TASK PROMPT:
Separate out the lines that hold "temp".

Figure contents as structured data:
--- begin ---

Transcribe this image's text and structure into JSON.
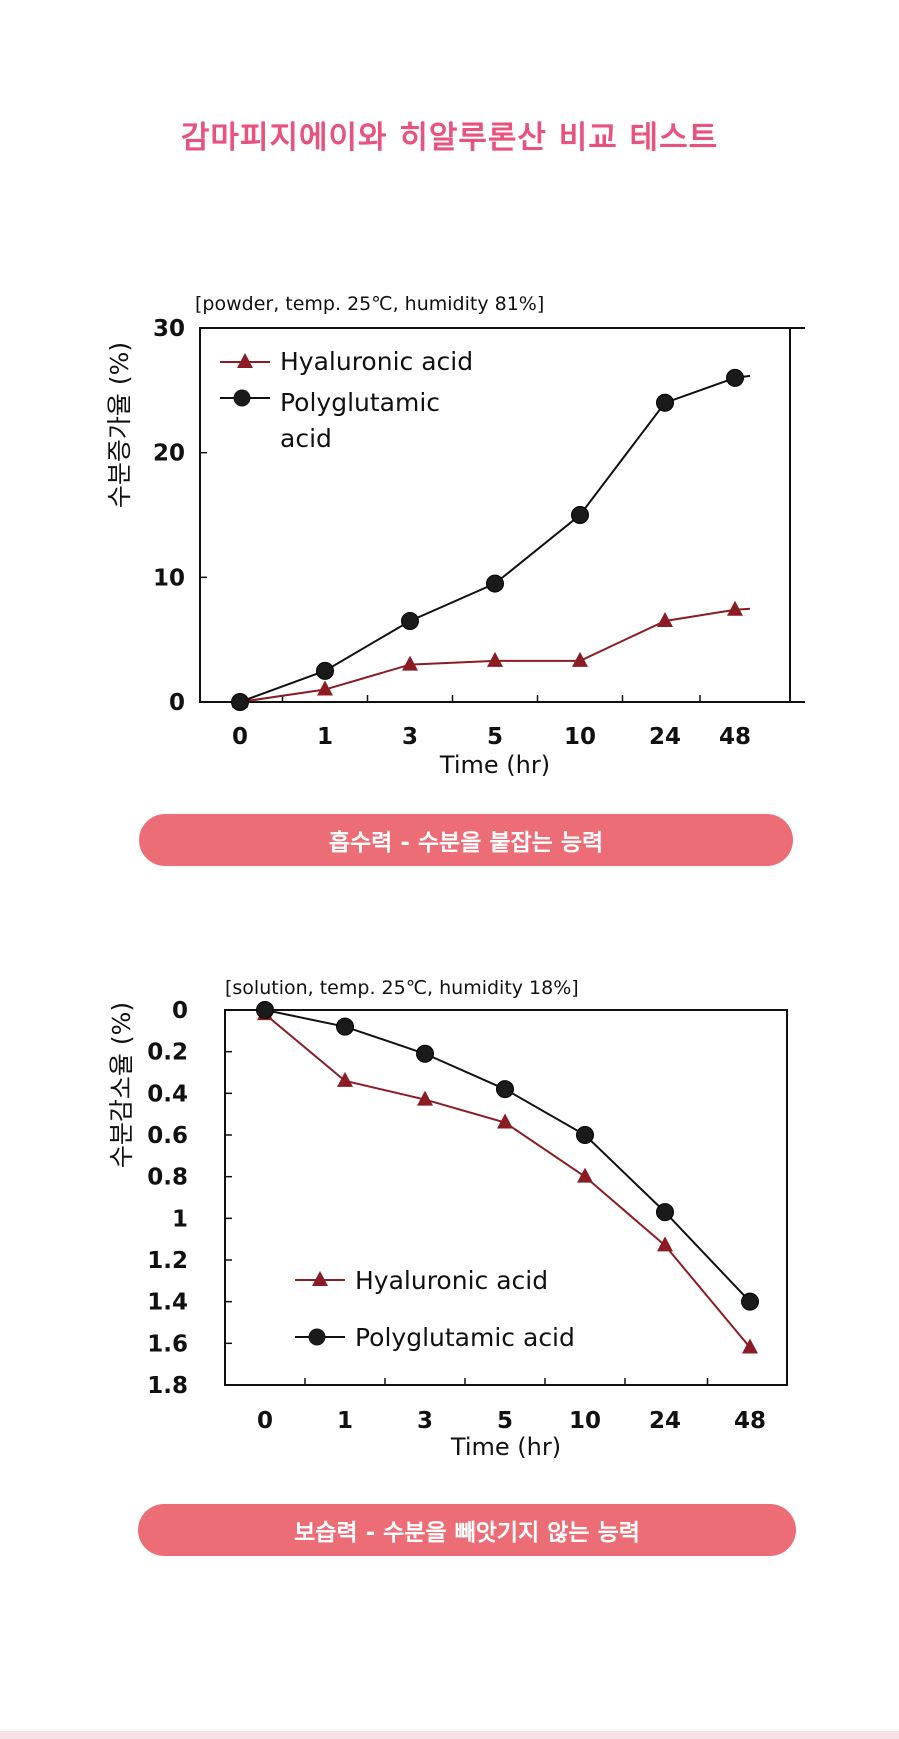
{
  "page": {
    "title": "감마피지에이와 히알루론산 비교 테스트"
  },
  "colors": {
    "title": "#e8527f",
    "pill": "#ed6d76",
    "hyaluronic": "#8b1c24",
    "polyglutamic": "#111111"
  },
  "chart_data": [
    {
      "type": "line",
      "title": "[powder, temp. 25℃, humidity 81%]",
      "xlabel": "Time (hr)",
      "ylabel": "수분증가율 (%)",
      "categories": [
        "0",
        "1",
        "3",
        "5",
        "10",
        "24",
        "48"
      ],
      "ylim": [
        0,
        30
      ],
      "yticks": [
        "0",
        "10",
        "20",
        "30"
      ],
      "y_reversed": false,
      "legend": "top-left",
      "series": [
        {
          "name": "Hyaluronic acid",
          "marker": "triangle",
          "values": [
            0,
            1,
            3,
            3.3,
            3.3,
            6.5,
            7.4
          ]
        },
        {
          "name": "Polyglutamic acid",
          "legend_lines": [
            "Polyglutamic",
            "acid"
          ],
          "marker": "circle",
          "values": [
            0,
            2.5,
            6.5,
            9.5,
            15,
            24,
            26
          ]
        }
      ]
    },
    {
      "type": "line",
      "title": "[solution, temp. 25℃, humidity 18%]",
      "xlabel": "Time (hr)",
      "ylabel": "수분감소율 (%)",
      "categories": [
        "0",
        "1",
        "3",
        "5",
        "10",
        "24",
        "48"
      ],
      "ylim": [
        0,
        1.8
      ],
      "yticks": [
        "0",
        "0.2",
        "0.4",
        "0.6",
        "0.8",
        "1",
        "1.2",
        "1.4",
        "1.6",
        "1.8"
      ],
      "y_reversed": true,
      "legend": "bottom-left",
      "series": [
        {
          "name": "Hyaluronic acid",
          "marker": "triangle",
          "values": [
            0.02,
            0.34,
            0.43,
            0.54,
            0.8,
            1.13,
            1.62
          ]
        },
        {
          "name": "Polyglutamic acid",
          "legend_lines": [
            "Polyglutamic acid"
          ],
          "marker": "circle",
          "values": [
            0,
            0.08,
            0.21,
            0.38,
            0.6,
            0.97,
            1.4
          ]
        }
      ]
    }
  ],
  "pills": [
    {
      "label": "흡수력 - 수분을 붙잡는 능력"
    },
    {
      "label": "보습력 - 수분을 빼앗기지 않는 능력"
    }
  ]
}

--- end ---

SOLUTION TO THIS TASK:
      "title": "[powder, temp. 25℃, humidity 81%]",
      "title": "[solution, temp. 25℃, humidity 18%]",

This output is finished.